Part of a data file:
* Begin *
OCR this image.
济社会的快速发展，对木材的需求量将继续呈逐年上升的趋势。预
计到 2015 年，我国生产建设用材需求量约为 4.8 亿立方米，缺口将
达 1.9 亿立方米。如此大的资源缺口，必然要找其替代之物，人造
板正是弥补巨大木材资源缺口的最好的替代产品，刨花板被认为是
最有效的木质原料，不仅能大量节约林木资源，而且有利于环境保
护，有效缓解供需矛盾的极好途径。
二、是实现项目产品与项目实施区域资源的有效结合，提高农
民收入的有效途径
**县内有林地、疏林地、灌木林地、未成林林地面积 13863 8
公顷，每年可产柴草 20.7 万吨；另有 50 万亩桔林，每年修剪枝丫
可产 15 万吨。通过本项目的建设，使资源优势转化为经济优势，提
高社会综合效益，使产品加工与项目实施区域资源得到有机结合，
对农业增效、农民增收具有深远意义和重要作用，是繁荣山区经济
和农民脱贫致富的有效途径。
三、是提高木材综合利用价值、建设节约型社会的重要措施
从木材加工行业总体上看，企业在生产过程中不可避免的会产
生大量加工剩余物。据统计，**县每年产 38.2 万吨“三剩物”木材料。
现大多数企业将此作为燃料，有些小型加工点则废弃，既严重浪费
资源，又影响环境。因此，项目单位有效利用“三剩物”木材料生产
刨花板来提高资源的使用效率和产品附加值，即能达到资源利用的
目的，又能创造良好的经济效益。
* End *
* _WORK TO COMPLETE_: Copy out each record, keeping every word as it is.

* _CORRECT ANSWER_:
OCR this image.
济社会的快速发展，对木材的需求量将继续呈逐年上升的趋势。预
计到 2015 年，我国生产建设用材需求量约为 4.8 亿立方米，缺口将
达 1.9 亿立方米。如此大的资源缺口，必然要找其替代之物，人造
板正是弥补巨大木材资源缺口的最好的替代产品，刨花板被认为是
最有效的木质原料，不仅能大量节约林木资源，而且有利于环境保
护，有效缓解供需矛盾的极好途径。
二、是实现项目产品与项目实施区域资源的有效结合，提高农
民收入的有效途径
**县内有林地、疏林地、灌木林地、未成林林地面积 13863 8
公顷，每年可产柴草 20.7 万吨；另有 50 万亩桔林，每年修剪枝丫
可产 15 万吨。通过本项目的建设，使资源优势转化为经济优势，提
高社会综合效益，使产品加工与项目实施区域资源得到有机结合，
对农业增效、农民增收具有深远意义和重要作用，是繁荣山区经济
和农民脱贫致富的有效途径。
三、是提高木材综合利用价值、建设节约型社会的重要措施
从木材加工行业总体上看，企业在生产过程中不可避免的会产
生大量加工剩余物。据统计，**县每年产 38.2 万吨“三剩物”木材料。
现大多数企业将此作为燃料，有些小型加工点则废弃，既严重浪费
资源，又影响环境。因此，项目单位有效利用“三剩物”木材料生产
刨花板来提高资源的使用效率和产品附加值，即能达到资源利用的
目的，又能创造良好的经济效益。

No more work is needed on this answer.